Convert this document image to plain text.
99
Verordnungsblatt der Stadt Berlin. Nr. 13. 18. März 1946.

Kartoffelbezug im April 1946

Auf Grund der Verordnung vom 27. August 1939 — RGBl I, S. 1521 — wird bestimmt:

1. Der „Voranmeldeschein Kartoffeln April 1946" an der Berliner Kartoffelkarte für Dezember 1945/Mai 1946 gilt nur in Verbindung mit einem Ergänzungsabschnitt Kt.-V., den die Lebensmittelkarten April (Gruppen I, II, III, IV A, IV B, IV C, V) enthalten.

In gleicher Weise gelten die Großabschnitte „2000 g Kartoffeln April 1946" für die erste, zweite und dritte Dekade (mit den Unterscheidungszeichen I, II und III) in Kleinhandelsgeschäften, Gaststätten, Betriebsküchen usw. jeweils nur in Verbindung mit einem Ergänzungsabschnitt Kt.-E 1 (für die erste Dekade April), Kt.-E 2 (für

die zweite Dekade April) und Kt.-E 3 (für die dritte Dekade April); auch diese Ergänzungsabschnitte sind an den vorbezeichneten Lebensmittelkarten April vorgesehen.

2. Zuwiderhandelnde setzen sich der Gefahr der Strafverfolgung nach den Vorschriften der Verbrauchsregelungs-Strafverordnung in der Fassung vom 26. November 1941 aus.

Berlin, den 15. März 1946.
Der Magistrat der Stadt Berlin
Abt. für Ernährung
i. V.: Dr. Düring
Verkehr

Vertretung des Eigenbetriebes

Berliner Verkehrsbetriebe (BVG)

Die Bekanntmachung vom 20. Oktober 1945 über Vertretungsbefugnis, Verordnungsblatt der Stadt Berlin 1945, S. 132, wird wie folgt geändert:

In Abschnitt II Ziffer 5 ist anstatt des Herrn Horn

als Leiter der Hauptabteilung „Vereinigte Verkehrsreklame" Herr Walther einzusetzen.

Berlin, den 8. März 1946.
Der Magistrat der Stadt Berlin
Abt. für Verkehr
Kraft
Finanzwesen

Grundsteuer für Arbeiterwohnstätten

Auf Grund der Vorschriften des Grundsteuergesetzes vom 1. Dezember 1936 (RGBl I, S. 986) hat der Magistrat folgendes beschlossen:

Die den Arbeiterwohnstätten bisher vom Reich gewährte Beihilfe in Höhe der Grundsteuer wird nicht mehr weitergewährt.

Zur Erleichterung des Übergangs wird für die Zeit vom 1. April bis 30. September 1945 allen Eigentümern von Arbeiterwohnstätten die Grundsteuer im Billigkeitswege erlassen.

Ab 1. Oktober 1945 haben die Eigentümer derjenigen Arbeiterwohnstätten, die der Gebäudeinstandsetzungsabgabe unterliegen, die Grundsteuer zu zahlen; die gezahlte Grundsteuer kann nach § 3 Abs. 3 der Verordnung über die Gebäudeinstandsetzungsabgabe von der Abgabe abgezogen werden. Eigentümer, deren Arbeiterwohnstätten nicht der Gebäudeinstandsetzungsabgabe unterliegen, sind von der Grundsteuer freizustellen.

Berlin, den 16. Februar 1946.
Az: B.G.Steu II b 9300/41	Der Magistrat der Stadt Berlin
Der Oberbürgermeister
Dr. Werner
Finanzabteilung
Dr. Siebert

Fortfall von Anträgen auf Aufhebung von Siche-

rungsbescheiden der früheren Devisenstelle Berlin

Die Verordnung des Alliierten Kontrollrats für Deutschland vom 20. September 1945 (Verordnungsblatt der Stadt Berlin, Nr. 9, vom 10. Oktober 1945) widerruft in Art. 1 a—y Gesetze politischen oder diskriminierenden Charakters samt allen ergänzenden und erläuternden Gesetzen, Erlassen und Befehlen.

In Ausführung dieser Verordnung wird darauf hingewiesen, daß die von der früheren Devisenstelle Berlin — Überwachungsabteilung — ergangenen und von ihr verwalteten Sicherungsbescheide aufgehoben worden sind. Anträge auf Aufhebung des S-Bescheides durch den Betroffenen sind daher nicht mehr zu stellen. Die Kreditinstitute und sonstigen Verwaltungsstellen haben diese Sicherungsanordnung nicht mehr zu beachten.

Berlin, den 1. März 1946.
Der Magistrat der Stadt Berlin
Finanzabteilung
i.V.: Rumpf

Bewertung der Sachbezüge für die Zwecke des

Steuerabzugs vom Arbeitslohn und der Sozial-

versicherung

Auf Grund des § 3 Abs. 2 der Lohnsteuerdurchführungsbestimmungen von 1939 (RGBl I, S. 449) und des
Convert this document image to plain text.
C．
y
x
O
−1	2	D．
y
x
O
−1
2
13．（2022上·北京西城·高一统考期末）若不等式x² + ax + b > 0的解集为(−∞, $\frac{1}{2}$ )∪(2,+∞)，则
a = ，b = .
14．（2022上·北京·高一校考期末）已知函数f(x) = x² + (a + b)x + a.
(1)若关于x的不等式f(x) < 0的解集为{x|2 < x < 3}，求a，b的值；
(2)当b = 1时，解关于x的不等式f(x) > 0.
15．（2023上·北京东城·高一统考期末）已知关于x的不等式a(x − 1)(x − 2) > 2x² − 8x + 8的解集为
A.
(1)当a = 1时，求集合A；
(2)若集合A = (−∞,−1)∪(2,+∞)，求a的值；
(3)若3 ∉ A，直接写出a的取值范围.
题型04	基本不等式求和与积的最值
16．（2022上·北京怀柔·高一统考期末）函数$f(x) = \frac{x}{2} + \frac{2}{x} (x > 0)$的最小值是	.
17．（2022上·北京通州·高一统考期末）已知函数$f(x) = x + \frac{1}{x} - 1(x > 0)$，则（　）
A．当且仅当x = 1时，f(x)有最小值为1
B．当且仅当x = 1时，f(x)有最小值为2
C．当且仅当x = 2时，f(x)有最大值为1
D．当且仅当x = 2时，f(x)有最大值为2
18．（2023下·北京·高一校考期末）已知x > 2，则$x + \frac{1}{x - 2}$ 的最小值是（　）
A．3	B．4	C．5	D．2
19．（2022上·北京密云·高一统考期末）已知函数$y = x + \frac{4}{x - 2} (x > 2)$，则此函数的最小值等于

□ □ □ □ □ □ □

Return every record, word for word.

## Reply
Convert this document image to plain text.
99
Verordnungsblatt der Stadt Berlin. Nr. 13. 18. März 1946.

Kartoffelbezug im April 1946

Auf Grund der Verordnung vom 27. August 1939 — RGBl I, S. 1521 — wird bestimmt:

1. Der „Voranmeldeschein Kartoffeln April 1946" an der Berliner Kartoffelkarte für Dezember 1945/Mai 1946 gilt nur in Verbindung mit einem Ergänzungsabschnitt Kt.-V., den die Lebensmittelkarten April (Gruppen I, II, III, IV A, IV B, IV C, V) enthalten.

In gleicher Weise gelten die Großabschnitte „2000 g Kartoffeln April 1946" für die erste, zweite und dritte Dekade (mit den Unterscheidungszeichen I, II und III) in Kleinhandelsgeschäften, Gaststätten, Betriebsküchen usw. jeweils nur in Verbindung mit einem Ergänzungsabschnitt Kt.-E 1 (für die erste Dekade April), Kt.-E 2 (für

die zweite Dekade April) und Kt.-E 3 (für die dritte Dekade April); auch diese Ergänzungsabschnitte sind an den vorbezeichneten Lebensmittelkarten April vorgesehen.

2. Zuwiderhandelnde setzen sich der Gefahr der Strafverfolgung nach den Vorschriften der Verbrauchsregelungs-Strafverordnung in der Fassung vom 26. November 1941 aus.

Berlin, den 15. März 1946.
Der Magistrat der Stadt Berlin
Abt. für Ernährung
i. V.: Dr. Düring
Verkehr

Vertretung des Eigenbetriebes

Berliner Verkehrsbetriebe (BVG)

Die Bekanntmachung vom 20. Oktober 1945 über Vertretungsbefugnis, Verordnungsblatt der Stadt Berlin 1945, S. 132, wird wie folgt geändert:

In Abschnitt II Ziffer 5 ist anstatt des Herrn Horn

als Leiter der Hauptabteilung „Vereinigte Verkehrsreklame" Herr Walther einzusetzen.

Berlin, den 8. März 1946.
Der Magistrat der Stadt Berlin
Abt. für Verkehr
Kraft
Finanzwesen

Grundsteuer für Arbeiterwohnstätten

Auf Grund der Vorschriften des Grundsteuergesetzes vom 1. Dezember 1936 (RGBl I, S. 986) hat der Magistrat folgendes beschlossen:

Die den Arbeiterwohnstätten bisher vom Reich gewährte Beihilfe in Höhe der Grundsteuer wird nicht mehr weitergewährt.

Zur Erleichterung des Übergangs wird für die Zeit vom 1. April bis 30. September 1945 allen Eigentümern von Arbeiterwohnstätten die Grundsteuer im Billigkeitswege erlassen.

Ab 1. Oktober 1945 haben die Eigentümer derjenigen Arbeiterwohnstätten, die der Gebäudeinstandsetzungsabgabe unterliegen, die Grundsteuer zu zahlen; die gezahlte Grundsteuer kann nach § 3 Abs. 3 der Verordnung über die Gebäudeinstandsetzungsabgabe von der Abgabe abgezogen werden. Eigentümer, deren Arbeiterwohnstätten nicht der Gebäudeinstandsetzungsabgabe unterliegen, sind von der Grundsteuer freizustellen.

Berlin, den 16. Februar 1946.
Az: B.G.Steu II b 9300/41	Der Magistrat der Stadt Berlin
Der Oberbürgermeister
Dr. Werner
Finanzabteilung
Dr. Siebert

Fortfall von Anträgen auf Aufhebung von Siche-

rungsbescheiden der früheren Devisenstelle Berlin

Die Verordnung des Alliierten Kontrollrats für Deutschland vom 20. September 1945 (Verordnungsblatt der Stadt Berlin, Nr. 9, vom 10. Oktober 1945) widerruft in Art. 1 a—y Gesetze politischen oder diskriminierenden Charakters samt allen ergänzenden und erläuternden Gesetzen, Erlassen und Befehlen.

In Ausführung dieser Verordnung wird darauf hingewiesen, daß die von der früheren Devisenstelle Berlin — Überwachungsabteilung — ergangenen und von ihr verwalteten Sicherungsbescheide aufgehoben worden sind. Anträge auf Aufhebung des S-Bescheides durch den Betroffenen sind daher nicht mehr zu stellen. Die Kreditinstitute und sonstigen Verwaltungsstellen haben diese Sicherungsanordnung nicht mehr zu beachten.

Berlin, den 1. März 1946.
Der Magistrat der Stadt Berlin
Finanzabteilung
i.V.: Rumpf

Bewertung der Sachbezüge für die Zwecke des

Steuerabzugs vom Arbeitslohn und der Sozial-

versicherung

Auf Grund des § 3 Abs. 2 der Lohnsteuerdurchführungsbestimmungen von 1939 (RGBl I, S. 449) und des
Convert this document image to plain text.
C．
y
x
O
−1	2	D．
y
x
O
−1
2
13．（2022上·北京西城·高一统考期末）若不等式x² + ax + b > 0的解集为(−∞, $\frac{1}{2}$ )∪(2,+∞)，则
a = ，b = .
14．（2022上·北京·高一校考期末）已知函数f(x) = x² + (a + b)x + a.
(1)若关于x的不等式f(x) < 0的解集为{x|2 < x < 3}，求a，b的值；
(2)当b = 1时，解关于x的不等式f(x) > 0.
15．（2023上·北京东城·高一统考期末）已知关于x的不等式a(x − 1)(x − 2) > 2x² − 8x + 8的解集为
A.
(1)当a = 1时，求集合A；
(2)若集合A = (−∞,−1)∪(2,+∞)，求a的值；
(3)若3 ∉ A，直接写出a的取值范围.
题型04	基本不等式求和与积的最值
16．（2022上·北京怀柔·高一统考期末）函数$f(x) = \frac{x}{2} + \frac{2}{x} (x > 0)$的最小值是	.
17．（2022上·北京通州·高一统考期末）已知函数$f(x) = x + \frac{1}{x} - 1(x > 0)$，则（　）
A．当且仅当x = 1时，f(x)有最小值为1
B．当且仅当x = 1时，f(x)有最小值为2
C．当且仅当x = 2时，f(x)有最大值为1
D．当且仅当x = 2时，f(x)有最大值为2
18．（2023下·北京·高一校考期末）已知x > 2，则$x + \frac{1}{x - 2}$ 的最小值是（　）
A．3	B．4	C．5	D．2
19．（2022上·北京密云·高一统考期末）已知函数$y = x + \frac{4}{x - 2} (x > 2)$，则此函数的最小值等于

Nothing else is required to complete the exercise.